Start of INPUT ROWS
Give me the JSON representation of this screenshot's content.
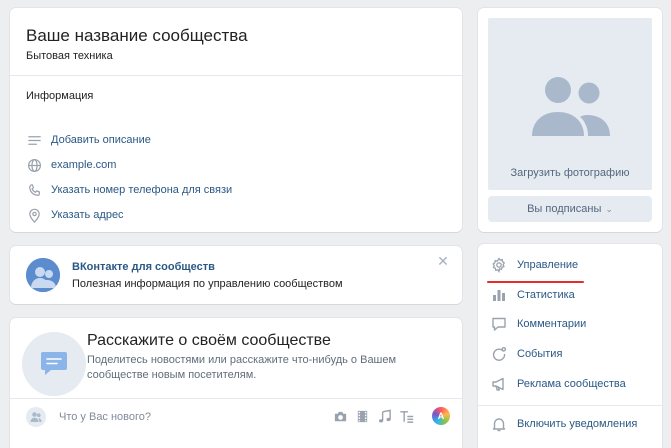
{
  "group": {
    "name": "Ваше название сообщества",
    "status": "Бытовая техника",
    "info_header": "Информация",
    "info_rows": [
      {
        "icon": "lines-icon",
        "label": "Добавить описание"
      },
      {
        "icon": "globe-icon",
        "label": "example.com"
      },
      {
        "icon": "phone-icon",
        "label": "Указать номер телефона для связи"
      },
      {
        "icon": "location-pin-icon",
        "label": "Указать адрес"
      }
    ]
  },
  "photo": {
    "upload_label": "Загрузить фотографию",
    "subscribed_label": "Вы подписаны",
    "subscribed_chevron": "⌄"
  },
  "promo": {
    "title": "ВКонтакте для сообществ",
    "text": "Полезная информация по управлению сообществом",
    "close_glyph": "✕"
  },
  "about": {
    "title": "Расскажите о своём сообществе",
    "description": "Поделитесь новостями или расскажите что-нибудь о Вашем сообществе новым посетителям.",
    "post_placeholder": "Что у Вас нового?",
    "tools": [
      "camera-icon",
      "video-icon",
      "music-icon",
      "text-format-icon"
    ],
    "color_tool_glyph": "A"
  },
  "menu": {
    "items": [
      {
        "icon": "gear-icon",
        "label": "Управление"
      },
      {
        "icon": "bar-chart-icon",
        "label": "Статистика"
      },
      {
        "icon": "comment-icon",
        "label": "Комментарии"
      },
      {
        "icon": "events-icon",
        "label": "События"
      },
      {
        "icon": "megaphone-icon",
        "label": "Реклама сообщества"
      },
      {
        "icon": "bell-icon",
        "label": "Включить уведомления"
      }
    ],
    "highlight_color": "#e42d2d"
  },
  "colors": {
    "background": "#edeef0",
    "link": "#2a5885",
    "secondary_text": "#55677d",
    "accent_blue": "#5181b8",
    "icon_gray": "#99a2ad"
  }
}
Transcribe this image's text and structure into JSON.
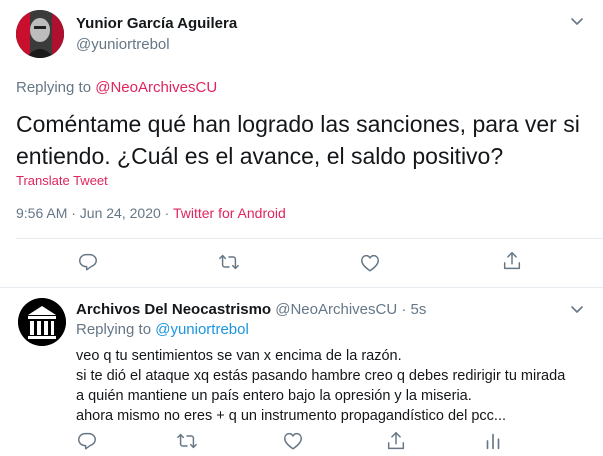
{
  "main_tweet": {
    "author_name": "Yunior García Aguilera",
    "author_handle": "@yuniortrebol",
    "replying_prefix": "Replying to ",
    "replying_to": "@NeoArchivesCU",
    "text": "Coméntame qué han logrado las sanciones, para ver si entiendo. ¿Cuál es el avance, el saldo positivo?",
    "translate_label": "Translate Tweet",
    "timestamp": "9:56 AM · Jun 24, 2020",
    "separator": " · ",
    "source": "Twitter for Android"
  },
  "reply_tweet": {
    "author_name": "Archivos Del Neocastrismo",
    "author_handle": "@NeoArchivesCU",
    "age": " · 5s",
    "replying_prefix": "Replying to ",
    "replying_to": "@yuniortrebol",
    "lines": [
      "veo q tu sentimientos se van x encima de la razón.",
      "si te dió el ataque xq estás pasando hambre creo q debes redirigir tu mirada",
      "a quién mantiene un país entero bajo la opresión y la miseria.",
      "ahora mismo no eres + q un instrumento propagandístico del pcc..."
    ]
  },
  "icons": {
    "reply": "reply-icon",
    "retweet": "retweet-icon",
    "like": "heart-icon",
    "share": "share-icon",
    "more": "chevron-down-icon"
  },
  "colors": {
    "accent": "#e0245e",
    "secondary_text": "#657786",
    "icon": "#657786",
    "divider": "#e6ecf0"
  }
}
End of INPUT ROWS
> [PROBLEM DESCRIPTION]
Return all of the entries exactly as written, but drop any pictures they hold.

> [OUTPUT OF THE TASK]
Give me the JSON representation of this screenshot's content.
{
  "group": {
    "name": "Ваше название сообщества",
    "status": "Бытовая техника",
    "info_header": "Информация",
    "info_rows": [
      {
        "icon": "lines-icon",
        "label": "Добавить описание"
      },
      {
        "icon": "globe-icon",
        "label": "example.com"
      },
      {
        "icon": "phone-icon",
        "label": "Указать номер телефона для связи"
      },
      {
        "icon": "location-pin-icon",
        "label": "Указать адрес"
      }
    ]
  },
  "photo": {
    "upload_label": "Загрузить фотографию",
    "subscribed_label": "Вы подписаны",
    "subscribed_chevron": "⌄"
  },
  "promo": {
    "title": "ВКонтакте для сообществ",
    "text": "Полезная информация по управлению сообществом",
    "close_glyph": "✕"
  },
  "about": {
    "title": "Расскажите о своём сообществе",
    "description": "Поделитесь новостями или расскажите что-нибудь о Вашем сообществе новым посетителям.",
    "post_placeholder": "Что у Вас нового?",
    "tools": [
      "camera-icon",
      "video-icon",
      "music-icon",
      "text-format-icon"
    ],
    "color_tool_glyph": "A"
  },
  "menu": {
    "items": [
      {
        "icon": "gear-icon",
        "label": "Управление"
      },
      {
        "icon": "bar-chart-icon",
        "label": "Статистика"
      },
      {
        "icon": "comment-icon",
        "label": "Комментарии"
      },
      {
        "icon": "events-icon",
        "label": "События"
      },
      {
        "icon": "megaphone-icon",
        "label": "Реклама сообщества"
      },
      {
        "icon": "bell-icon",
        "label": "Включить уведомления"
      }
    ],
    "highlight_color": "#e42d2d"
  },
  "colors": {
    "background": "#edeef0",
    "link": "#2a5885",
    "secondary_text": "#55677d",
    "accent_blue": "#5181b8",
    "icon_gray": "#99a2ad"
  }
}
Transcribe this image's text and structure into JSON.
{
  "main_tweet": {
    "author_name": "Yunior García Aguilera",
    "author_handle": "@yuniortrebol",
    "replying_prefix": "Replying to ",
    "replying_to": "@NeoArchivesCU",
    "text": "Coméntame qué han logrado las sanciones, para ver si entiendo. ¿Cuál es el avance, el saldo positivo?",
    "translate_label": "Translate Tweet",
    "timestamp": "9:56 AM · Jun 24, 2020",
    "separator": " · ",
    "source": "Twitter for Android"
  },
  "reply_tweet": {
    "author_name": "Archivos Del Neocastrismo",
    "author_handle": "@NeoArchivesCU",
    "age": " · 5s",
    "replying_prefix": "Replying to ",
    "replying_to": "@yuniortrebol",
    "lines": [
      "veo q tu sentimientos se van x encima de la razón.",
      "si te dió el ataque xq estás pasando hambre creo q debes redirigir tu mirada",
      "a quién mantiene un país entero bajo la opresión y la miseria.",
      "ahora mismo no eres + q un instrumento propagandístico del pcc..."
    ]
  },
  "icons": {
    "reply": "reply-icon",
    "retweet": "retweet-icon",
    "like": "heart-icon",
    "share": "share-icon",
    "more": "chevron-down-icon"
  },
  "colors": {
    "accent": "#e0245e",
    "secondary_text": "#657786",
    "icon": "#657786",
    "divider": "#e6ecf0"
  }
}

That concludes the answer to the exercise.